Stored records

------

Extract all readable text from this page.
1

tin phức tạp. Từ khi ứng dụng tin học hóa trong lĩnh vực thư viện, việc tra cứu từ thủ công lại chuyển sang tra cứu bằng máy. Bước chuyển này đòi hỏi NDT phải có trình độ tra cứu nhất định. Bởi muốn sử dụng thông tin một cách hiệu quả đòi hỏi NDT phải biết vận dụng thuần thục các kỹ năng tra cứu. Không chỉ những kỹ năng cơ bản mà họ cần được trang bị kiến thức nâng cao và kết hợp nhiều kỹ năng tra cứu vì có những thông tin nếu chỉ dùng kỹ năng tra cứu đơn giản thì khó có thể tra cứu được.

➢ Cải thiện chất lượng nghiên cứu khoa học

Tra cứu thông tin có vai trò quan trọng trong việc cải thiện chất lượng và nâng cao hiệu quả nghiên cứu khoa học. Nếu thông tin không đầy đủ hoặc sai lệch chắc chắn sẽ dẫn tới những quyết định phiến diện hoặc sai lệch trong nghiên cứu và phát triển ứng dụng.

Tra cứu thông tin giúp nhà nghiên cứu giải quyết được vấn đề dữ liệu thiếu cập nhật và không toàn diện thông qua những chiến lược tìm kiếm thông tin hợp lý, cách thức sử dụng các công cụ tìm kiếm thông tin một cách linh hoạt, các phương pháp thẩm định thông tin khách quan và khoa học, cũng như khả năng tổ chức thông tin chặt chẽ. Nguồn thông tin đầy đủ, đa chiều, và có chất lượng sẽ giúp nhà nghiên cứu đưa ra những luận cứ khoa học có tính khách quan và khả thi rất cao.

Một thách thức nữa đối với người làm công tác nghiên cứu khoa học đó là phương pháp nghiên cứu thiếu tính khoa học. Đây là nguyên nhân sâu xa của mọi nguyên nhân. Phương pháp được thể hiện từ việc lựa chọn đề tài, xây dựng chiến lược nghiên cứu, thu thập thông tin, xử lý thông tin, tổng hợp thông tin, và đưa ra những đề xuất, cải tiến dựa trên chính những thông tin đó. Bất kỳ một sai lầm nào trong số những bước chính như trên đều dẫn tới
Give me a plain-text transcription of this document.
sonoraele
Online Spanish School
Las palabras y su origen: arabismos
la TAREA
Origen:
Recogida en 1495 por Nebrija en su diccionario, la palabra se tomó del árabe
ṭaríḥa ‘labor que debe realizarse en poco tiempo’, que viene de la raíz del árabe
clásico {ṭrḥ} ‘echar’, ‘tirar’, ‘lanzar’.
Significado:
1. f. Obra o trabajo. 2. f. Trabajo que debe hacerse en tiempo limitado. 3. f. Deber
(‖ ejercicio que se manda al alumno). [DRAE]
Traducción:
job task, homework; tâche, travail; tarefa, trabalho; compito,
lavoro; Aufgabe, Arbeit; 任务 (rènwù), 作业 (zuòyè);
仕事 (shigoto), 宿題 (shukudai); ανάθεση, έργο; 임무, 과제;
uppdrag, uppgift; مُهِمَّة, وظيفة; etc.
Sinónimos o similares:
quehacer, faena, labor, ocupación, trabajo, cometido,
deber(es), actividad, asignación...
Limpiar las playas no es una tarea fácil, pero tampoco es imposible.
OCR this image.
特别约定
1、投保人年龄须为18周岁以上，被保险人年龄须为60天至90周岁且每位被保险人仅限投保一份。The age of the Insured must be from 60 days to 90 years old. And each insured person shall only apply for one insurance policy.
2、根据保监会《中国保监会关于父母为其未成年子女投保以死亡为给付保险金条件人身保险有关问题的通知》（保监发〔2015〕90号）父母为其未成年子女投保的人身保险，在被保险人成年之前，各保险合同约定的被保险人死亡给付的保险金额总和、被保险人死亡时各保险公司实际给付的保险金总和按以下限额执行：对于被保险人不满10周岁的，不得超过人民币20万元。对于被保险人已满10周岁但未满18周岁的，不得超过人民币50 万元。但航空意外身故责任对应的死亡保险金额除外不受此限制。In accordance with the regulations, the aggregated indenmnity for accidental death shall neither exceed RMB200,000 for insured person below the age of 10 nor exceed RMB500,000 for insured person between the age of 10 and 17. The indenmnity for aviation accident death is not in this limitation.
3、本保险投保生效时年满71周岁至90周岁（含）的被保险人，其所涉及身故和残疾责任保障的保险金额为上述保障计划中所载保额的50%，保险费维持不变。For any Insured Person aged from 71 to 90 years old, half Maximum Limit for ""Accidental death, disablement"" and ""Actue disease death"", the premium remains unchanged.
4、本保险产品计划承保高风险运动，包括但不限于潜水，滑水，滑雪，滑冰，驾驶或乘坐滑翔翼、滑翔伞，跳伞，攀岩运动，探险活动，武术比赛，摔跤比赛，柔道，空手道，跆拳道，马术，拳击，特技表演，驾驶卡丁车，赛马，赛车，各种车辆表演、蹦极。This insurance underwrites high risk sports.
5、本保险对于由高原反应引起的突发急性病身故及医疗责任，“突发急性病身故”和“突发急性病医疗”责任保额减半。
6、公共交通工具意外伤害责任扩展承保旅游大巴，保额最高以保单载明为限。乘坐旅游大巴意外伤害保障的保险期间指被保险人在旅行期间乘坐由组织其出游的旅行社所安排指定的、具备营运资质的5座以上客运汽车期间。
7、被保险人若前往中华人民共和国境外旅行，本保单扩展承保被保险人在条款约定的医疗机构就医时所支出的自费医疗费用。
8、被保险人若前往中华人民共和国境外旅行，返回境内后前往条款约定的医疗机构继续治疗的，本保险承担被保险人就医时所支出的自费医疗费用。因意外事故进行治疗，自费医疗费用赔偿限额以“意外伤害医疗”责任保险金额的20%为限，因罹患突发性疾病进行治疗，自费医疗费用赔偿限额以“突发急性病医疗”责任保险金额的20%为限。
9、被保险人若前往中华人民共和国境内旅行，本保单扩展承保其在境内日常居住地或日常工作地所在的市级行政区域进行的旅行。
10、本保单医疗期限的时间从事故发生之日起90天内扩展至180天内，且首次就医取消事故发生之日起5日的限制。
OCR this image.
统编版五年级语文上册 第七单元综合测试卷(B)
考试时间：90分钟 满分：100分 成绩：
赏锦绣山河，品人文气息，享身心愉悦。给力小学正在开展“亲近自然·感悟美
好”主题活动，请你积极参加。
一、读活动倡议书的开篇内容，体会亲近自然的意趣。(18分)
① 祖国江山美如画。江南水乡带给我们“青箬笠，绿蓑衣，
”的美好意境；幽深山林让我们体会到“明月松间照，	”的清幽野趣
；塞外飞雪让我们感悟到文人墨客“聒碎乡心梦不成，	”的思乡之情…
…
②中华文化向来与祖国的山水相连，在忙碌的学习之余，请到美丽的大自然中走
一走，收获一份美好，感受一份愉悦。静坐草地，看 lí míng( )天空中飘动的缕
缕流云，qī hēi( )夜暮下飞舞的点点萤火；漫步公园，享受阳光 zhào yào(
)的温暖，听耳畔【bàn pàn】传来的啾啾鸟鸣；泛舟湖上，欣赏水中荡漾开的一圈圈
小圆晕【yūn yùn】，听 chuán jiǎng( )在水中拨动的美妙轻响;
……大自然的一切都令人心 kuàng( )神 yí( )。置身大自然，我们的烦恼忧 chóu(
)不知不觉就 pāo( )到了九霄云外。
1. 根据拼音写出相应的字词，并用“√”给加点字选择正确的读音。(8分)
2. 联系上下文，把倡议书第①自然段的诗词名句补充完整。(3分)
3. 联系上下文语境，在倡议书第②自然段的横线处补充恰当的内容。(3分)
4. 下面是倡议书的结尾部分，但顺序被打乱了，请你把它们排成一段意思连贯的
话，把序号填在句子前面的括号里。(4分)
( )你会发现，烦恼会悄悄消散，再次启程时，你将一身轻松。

------

• _YOUR OBJECTIVE_
Say how many lines in the listing above include "被保险人若前往中华人民共和国境外旅行". Give nothing but the number.

• _COMPLETE ANSWER_
2